Exercise instructions |
The exercise asks you to copy every line below in which "Output" appears.

[Items from a data source]
[start]

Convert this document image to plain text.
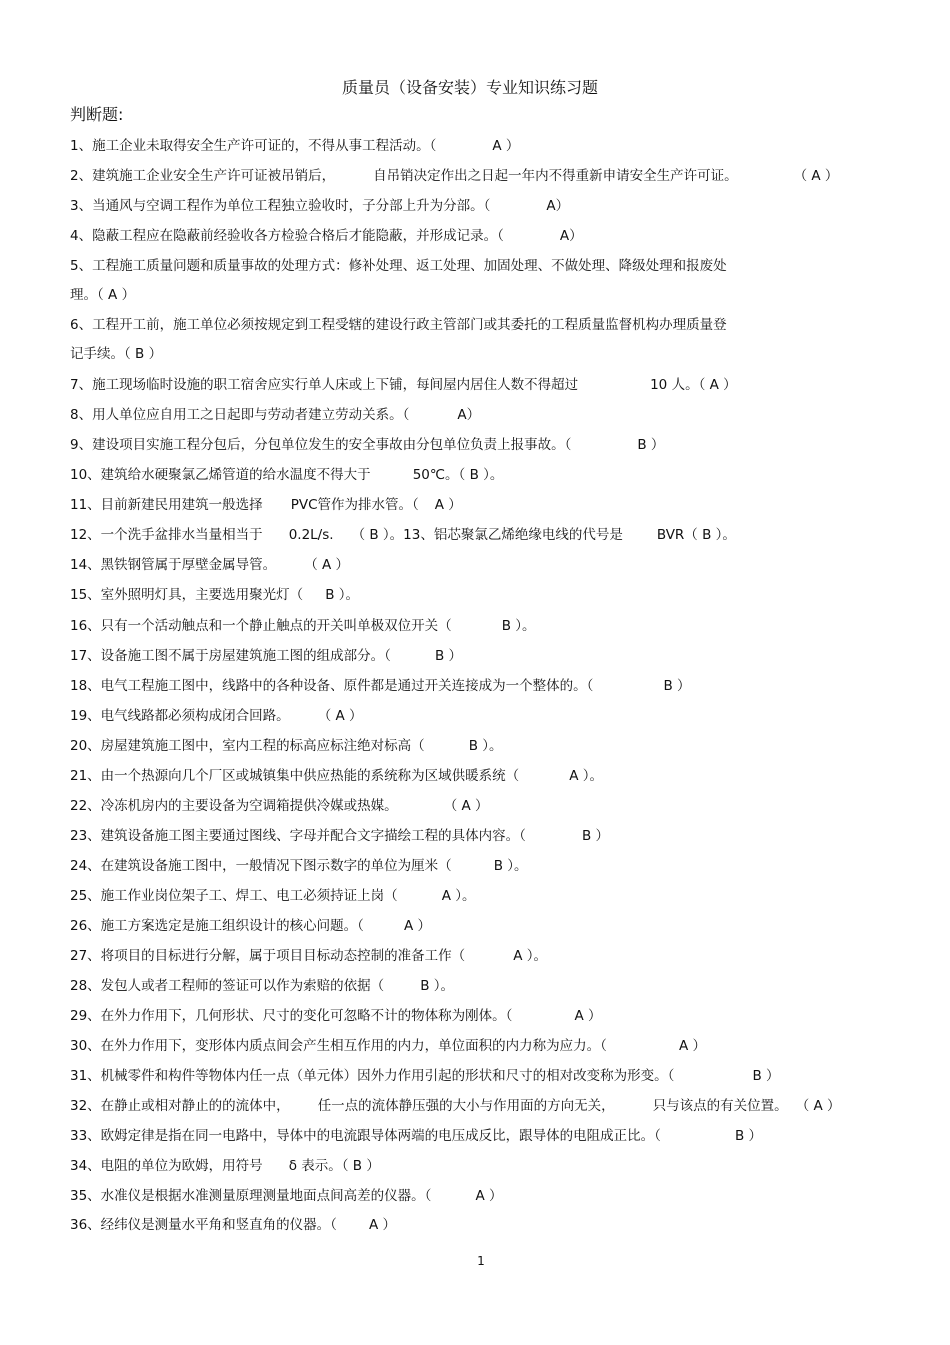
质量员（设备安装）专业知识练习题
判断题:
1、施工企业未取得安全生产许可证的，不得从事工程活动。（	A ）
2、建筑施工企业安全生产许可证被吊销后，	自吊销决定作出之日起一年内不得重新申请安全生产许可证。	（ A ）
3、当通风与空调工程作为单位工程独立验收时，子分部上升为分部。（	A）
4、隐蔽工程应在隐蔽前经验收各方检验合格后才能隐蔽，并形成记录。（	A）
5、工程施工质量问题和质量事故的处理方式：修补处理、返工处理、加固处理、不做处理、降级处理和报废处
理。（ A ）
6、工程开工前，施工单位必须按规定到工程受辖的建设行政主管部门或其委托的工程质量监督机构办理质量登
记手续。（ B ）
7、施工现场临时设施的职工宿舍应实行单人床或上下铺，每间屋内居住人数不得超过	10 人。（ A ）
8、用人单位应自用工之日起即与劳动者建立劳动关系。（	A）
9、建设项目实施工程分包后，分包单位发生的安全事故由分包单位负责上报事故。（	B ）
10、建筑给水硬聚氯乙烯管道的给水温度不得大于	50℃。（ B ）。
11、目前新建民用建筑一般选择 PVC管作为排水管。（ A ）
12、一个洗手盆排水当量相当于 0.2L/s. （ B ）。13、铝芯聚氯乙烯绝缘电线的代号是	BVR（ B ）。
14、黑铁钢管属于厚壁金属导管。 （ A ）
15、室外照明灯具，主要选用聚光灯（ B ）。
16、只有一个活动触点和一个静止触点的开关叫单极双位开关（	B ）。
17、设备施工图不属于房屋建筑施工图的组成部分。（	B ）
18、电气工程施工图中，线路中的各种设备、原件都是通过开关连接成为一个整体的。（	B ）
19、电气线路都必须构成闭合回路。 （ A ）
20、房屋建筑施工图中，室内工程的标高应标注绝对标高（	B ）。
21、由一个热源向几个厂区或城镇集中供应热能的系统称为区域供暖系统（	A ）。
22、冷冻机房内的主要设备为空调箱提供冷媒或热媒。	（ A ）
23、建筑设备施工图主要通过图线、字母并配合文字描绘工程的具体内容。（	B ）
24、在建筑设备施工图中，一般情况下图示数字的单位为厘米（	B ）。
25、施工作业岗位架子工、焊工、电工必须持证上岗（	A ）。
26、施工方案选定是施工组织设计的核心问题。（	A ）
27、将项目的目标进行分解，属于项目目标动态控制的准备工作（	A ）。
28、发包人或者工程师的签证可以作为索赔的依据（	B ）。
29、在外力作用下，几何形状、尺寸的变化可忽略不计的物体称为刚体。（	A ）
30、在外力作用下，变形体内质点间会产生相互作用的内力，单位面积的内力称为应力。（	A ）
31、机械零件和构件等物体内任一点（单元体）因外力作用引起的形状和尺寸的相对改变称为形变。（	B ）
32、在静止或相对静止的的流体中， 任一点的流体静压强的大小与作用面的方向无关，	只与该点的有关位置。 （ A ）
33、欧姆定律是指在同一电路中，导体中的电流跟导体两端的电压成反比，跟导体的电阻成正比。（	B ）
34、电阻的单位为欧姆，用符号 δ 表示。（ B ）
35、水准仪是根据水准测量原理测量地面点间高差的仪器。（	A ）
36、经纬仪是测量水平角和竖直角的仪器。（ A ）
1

[end]
[start]

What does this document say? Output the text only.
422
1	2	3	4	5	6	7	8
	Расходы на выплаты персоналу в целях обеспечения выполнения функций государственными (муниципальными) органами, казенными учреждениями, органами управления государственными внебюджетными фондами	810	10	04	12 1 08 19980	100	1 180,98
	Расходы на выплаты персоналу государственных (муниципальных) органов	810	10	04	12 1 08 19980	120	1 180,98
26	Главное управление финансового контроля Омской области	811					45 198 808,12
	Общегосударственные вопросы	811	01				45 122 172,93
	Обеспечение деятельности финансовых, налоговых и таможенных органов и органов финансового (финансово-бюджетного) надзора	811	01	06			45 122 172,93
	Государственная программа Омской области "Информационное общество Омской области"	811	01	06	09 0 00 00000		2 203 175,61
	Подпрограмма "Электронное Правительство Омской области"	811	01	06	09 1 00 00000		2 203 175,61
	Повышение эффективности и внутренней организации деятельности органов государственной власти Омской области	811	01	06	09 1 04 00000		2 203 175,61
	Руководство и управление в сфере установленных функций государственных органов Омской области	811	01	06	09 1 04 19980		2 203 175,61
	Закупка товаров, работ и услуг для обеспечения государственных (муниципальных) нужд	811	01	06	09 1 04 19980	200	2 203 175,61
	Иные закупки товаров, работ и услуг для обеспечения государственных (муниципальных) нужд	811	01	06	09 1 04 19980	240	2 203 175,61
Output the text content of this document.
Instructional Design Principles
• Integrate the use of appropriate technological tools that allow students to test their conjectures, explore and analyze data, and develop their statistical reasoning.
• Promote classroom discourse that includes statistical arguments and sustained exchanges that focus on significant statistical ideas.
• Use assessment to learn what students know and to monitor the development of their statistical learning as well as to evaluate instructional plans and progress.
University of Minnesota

[end]
[start]

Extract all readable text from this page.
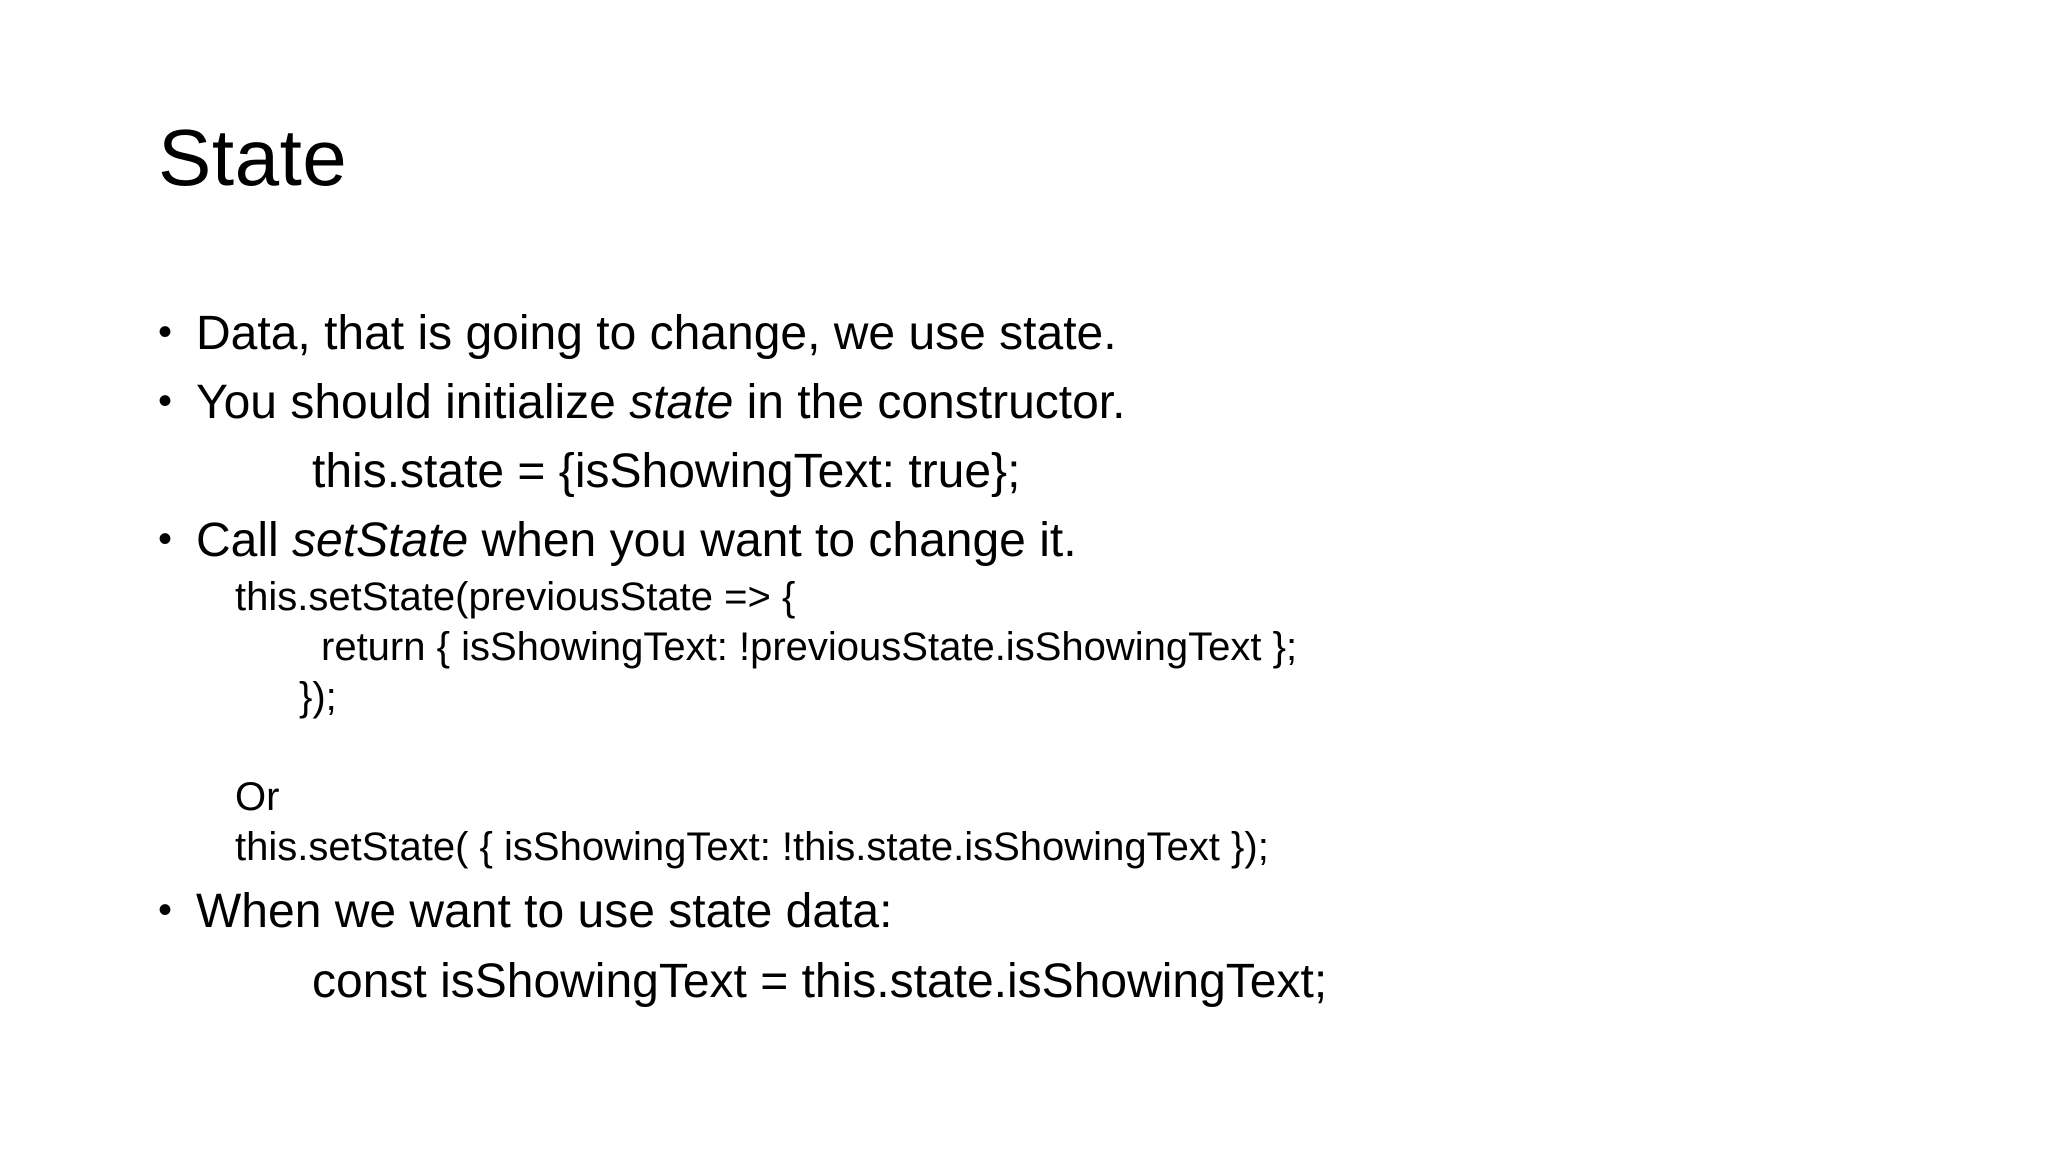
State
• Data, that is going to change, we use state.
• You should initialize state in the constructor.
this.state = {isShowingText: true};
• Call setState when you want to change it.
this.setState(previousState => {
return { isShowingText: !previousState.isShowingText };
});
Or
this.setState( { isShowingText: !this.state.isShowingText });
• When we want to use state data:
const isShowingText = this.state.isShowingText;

[end]

Result |
What does this document say? Output the text only.
Output the text content of this document.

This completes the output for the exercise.